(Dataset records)
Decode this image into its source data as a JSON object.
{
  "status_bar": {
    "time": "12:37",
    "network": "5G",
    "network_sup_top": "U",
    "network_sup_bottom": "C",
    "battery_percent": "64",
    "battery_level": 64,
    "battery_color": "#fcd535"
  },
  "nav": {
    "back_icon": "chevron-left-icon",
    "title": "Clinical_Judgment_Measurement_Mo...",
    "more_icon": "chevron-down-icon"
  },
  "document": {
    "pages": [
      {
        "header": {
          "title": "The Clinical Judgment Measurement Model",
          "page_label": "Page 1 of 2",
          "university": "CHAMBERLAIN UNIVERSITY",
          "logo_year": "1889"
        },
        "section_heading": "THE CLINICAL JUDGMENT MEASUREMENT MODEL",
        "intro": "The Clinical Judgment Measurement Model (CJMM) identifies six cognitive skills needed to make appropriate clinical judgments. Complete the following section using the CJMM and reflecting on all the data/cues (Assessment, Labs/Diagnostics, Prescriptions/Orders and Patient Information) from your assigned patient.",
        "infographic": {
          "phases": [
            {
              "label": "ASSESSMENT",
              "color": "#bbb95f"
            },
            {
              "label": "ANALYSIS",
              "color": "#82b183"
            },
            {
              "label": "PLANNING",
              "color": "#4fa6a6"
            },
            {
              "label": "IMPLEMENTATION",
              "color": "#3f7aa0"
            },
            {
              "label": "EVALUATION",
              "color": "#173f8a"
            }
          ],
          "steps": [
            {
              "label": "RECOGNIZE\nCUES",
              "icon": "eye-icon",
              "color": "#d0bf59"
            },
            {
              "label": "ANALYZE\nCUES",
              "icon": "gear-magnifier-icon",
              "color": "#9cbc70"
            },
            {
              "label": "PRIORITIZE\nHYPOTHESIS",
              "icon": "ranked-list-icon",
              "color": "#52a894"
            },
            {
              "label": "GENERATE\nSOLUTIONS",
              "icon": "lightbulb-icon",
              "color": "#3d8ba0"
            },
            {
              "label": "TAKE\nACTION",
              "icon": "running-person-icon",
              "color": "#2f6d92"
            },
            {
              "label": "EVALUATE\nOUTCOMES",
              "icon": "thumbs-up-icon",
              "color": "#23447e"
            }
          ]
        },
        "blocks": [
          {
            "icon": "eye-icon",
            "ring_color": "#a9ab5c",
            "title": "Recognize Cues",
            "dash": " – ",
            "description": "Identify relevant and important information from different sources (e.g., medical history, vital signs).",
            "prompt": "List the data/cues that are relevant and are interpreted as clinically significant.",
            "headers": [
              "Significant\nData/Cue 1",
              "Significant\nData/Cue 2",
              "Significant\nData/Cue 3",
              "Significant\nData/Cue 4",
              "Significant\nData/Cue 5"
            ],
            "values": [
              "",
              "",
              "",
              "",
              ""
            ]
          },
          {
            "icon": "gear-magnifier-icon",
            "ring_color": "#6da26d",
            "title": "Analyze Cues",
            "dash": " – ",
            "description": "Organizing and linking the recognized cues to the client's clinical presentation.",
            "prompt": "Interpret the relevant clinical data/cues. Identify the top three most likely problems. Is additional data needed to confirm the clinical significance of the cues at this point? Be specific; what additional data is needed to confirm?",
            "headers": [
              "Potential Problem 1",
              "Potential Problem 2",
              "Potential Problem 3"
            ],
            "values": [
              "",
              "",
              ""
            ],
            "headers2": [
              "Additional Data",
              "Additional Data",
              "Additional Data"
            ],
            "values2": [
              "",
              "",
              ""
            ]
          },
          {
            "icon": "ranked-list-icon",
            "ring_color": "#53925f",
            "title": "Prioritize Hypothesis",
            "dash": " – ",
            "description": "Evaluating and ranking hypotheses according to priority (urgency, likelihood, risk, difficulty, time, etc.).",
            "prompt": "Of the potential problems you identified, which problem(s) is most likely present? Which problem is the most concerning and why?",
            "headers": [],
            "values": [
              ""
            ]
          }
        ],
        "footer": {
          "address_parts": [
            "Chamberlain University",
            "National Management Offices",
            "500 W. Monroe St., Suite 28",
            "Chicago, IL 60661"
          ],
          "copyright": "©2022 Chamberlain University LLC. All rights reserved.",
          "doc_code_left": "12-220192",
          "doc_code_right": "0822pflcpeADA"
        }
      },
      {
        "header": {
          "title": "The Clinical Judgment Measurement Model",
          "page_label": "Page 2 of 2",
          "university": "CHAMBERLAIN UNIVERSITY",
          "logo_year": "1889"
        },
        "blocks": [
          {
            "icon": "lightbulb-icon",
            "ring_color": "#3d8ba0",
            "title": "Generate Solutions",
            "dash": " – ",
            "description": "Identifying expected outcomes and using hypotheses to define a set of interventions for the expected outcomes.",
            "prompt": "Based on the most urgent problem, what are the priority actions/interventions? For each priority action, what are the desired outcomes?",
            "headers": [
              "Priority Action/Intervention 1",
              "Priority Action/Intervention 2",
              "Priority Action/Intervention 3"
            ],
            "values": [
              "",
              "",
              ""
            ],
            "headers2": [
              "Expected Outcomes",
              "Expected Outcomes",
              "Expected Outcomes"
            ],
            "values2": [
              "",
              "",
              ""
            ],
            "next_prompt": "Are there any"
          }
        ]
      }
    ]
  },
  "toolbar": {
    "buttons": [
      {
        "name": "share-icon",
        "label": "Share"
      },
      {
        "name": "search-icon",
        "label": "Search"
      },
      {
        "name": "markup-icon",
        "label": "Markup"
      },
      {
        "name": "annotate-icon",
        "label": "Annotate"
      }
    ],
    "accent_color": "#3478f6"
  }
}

**Problem statement**
Extract the listing in its entirety and repeat it exactly.

**Result for this exercise**
Decode this image into its source data as a JSON object.
{
  "status_bar": {
    "time": "12:37",
    "network": "5G",
    "network_sup_top": "U",
    "network_sup_bottom": "C",
    "battery_percent": "64",
    "battery_level": 64,
    "battery_color": "#fcd535"
  },
  "nav": {
    "back_icon": "chevron-left-icon",
    "title": "Clinical_Judgment_Measurement_Mo...",
    "more_icon": "chevron-down-icon"
  },
  "document": {
    "pages": [
      {
        "header": {
          "title": "The Clinical Judgment Measurement Model",
          "page_label": "Page 1 of 2",
          "university": "CHAMBERLAIN UNIVERSITY",
          "logo_year": "1889"
        },
        "section_heading": "THE CLINICAL JUDGMENT MEASUREMENT MODEL",
        "intro": "The Clinical Judgment Measurement Model (CJMM) identifies six cognitive skills needed to make appropriate clinical judgments. Complete the following section using the CJMM and reflecting on all the data/cues (Assessment, Labs/Diagnostics, Prescriptions/Orders and Patient Information) from your assigned patient.",
        "infographic": {
          "phases": [
            {
              "label": "ASSESSMENT",
              "color": "#bbb95f"
            },
            {
              "label": "ANALYSIS",
              "color": "#82b183"
            },
            {
              "label": "PLANNING",
              "color": "#4fa6a6"
            },
            {
              "label": "IMPLEMENTATION",
              "color": "#3f7aa0"
            },
            {
              "label": "EVALUATION",
              "color": "#173f8a"
            }
          ],
          "steps": [
            {
              "label": "RECOGNIZE\nCUES",
              "icon": "eye-icon",
              "color": "#d0bf59"
            },
            {
              "label": "ANALYZE\nCUES",
              "icon": "gear-magnifier-icon",
              "color": "#9cbc70"
            },
            {
              "label": "PRIORITIZE\nHYPOTHESIS",
              "icon": "ranked-list-icon",
              "color": "#52a894"
            },
            {
              "label": "GENERATE\nSOLUTIONS",
              "icon": "lightbulb-icon",
              "color": "#3d8ba0"
            },
            {
              "label": "TAKE\nACTION",
              "icon": "running-person-icon",
              "color": "#2f6d92"
            },
            {
              "label": "EVALUATE\nOUTCOMES",
              "icon": "thumbs-up-icon",
              "color": "#23447e"
            }
          ]
        },
        "blocks": [
          {
            "icon": "eye-icon",
            "ring_color": "#a9ab5c",
            "title": "Recognize Cues",
            "dash": " – ",
            "description": "Identify relevant and important information from different sources (e.g., medical history, vital signs).",
            "prompt": "List the data/cues that are relevant and are interpreted as clinically significant.",
            "headers": [
              "Significant\nData/Cue 1",
              "Significant\nData/Cue 2",
              "Significant\nData/Cue 3",
              "Significant\nData/Cue 4",
              "Significant\nData/Cue 5"
            ],
            "values": [
              "",
              "",
              "",
              "",
              ""
            ]
          },
          {
            "icon": "gear-magnifier-icon",
            "ring_color": "#6da26d",
            "title": "Analyze Cues",
            "dash": " – ",
            "description": "Organizing and linking the recognized cues to the client's clinical presentation.",
            "prompt": "Interpret the relevant clinical data/cues. Identify the top three most likely problems. Is additional data needed to confirm the clinical significance of the cues at this point? Be specific; what additional data is needed to confirm?",
            "headers": [
              "Potential Problem 1",
              "Potential Problem 2",
              "Potential Problem 3"
            ],
            "values": [
              "",
              "",
              ""
            ],
            "headers2": [
              "Additional Data",
              "Additional Data",
              "Additional Data"
            ],
            "values2": [
              "",
              "",
              ""
            ]
          },
          {
            "icon": "ranked-list-icon",
            "ring_color": "#53925f",
            "title": "Prioritize Hypothesis",
            "dash": " – ",
            "description": "Evaluating and ranking hypotheses according to priority (urgency, likelihood, risk, difficulty, time, etc.).",
            "prompt": "Of the potential problems you identified, which problem(s) is most likely present? Which problem is the most concerning and why?",
            "headers": [],
            "values": [
              ""
            ]
          }
        ],
        "footer": {
          "address_parts": [
            "Chamberlain University",
            "National Management Offices",
            "500 W. Monroe St., Suite 28",
            "Chicago, IL 60661"
          ],
          "copyright": "©2022 Chamberlain University LLC. All rights reserved.",
          "doc_code_left": "12-220192",
          "doc_code_right": "0822pflcpeADA"
        }
      },
      {
        "header": {
          "title": "The Clinical Judgment Measurement Model",
          "page_label": "Page 2 of 2",
          "university": "CHAMBERLAIN UNIVERSITY",
          "logo_year": "1889"
        },
        "blocks": [
          {
            "icon": "lightbulb-icon",
            "ring_color": "#3d8ba0",
            "title": "Generate Solutions",
            "dash": " – ",
            "description": "Identifying expected outcomes and using hypotheses to define a set of interventions for the expected outcomes.",
            "prompt": "Based on the most urgent problem, what are the priority actions/interventions? For each priority action, what are the desired outcomes?",
            "headers": [
              "Priority Action/Intervention 1",
              "Priority Action/Intervention 2",
              "Priority Action/Intervention 3"
            ],
            "values": [
              "",
              "",
              ""
            ],
            "headers2": [
              "Expected Outcomes",
              "Expected Outcomes",
              "Expected Outcomes"
            ],
            "values2": [
              "",
              "",
              ""
            ],
            "next_prompt": "Are there any"
          }
        ]
      }
    ]
  },
  "toolbar": {
    "buttons": [
      {
        "name": "share-icon",
        "label": "Share"
      },
      {
        "name": "search-icon",
        "label": "Search"
      },
      {
        "name": "markup-icon",
        "label": "Markup"
      },
      {
        "name": "annotate-icon",
        "label": "Annotate"
      }
    ],
    "accent_color": "#3478f6"
  }
}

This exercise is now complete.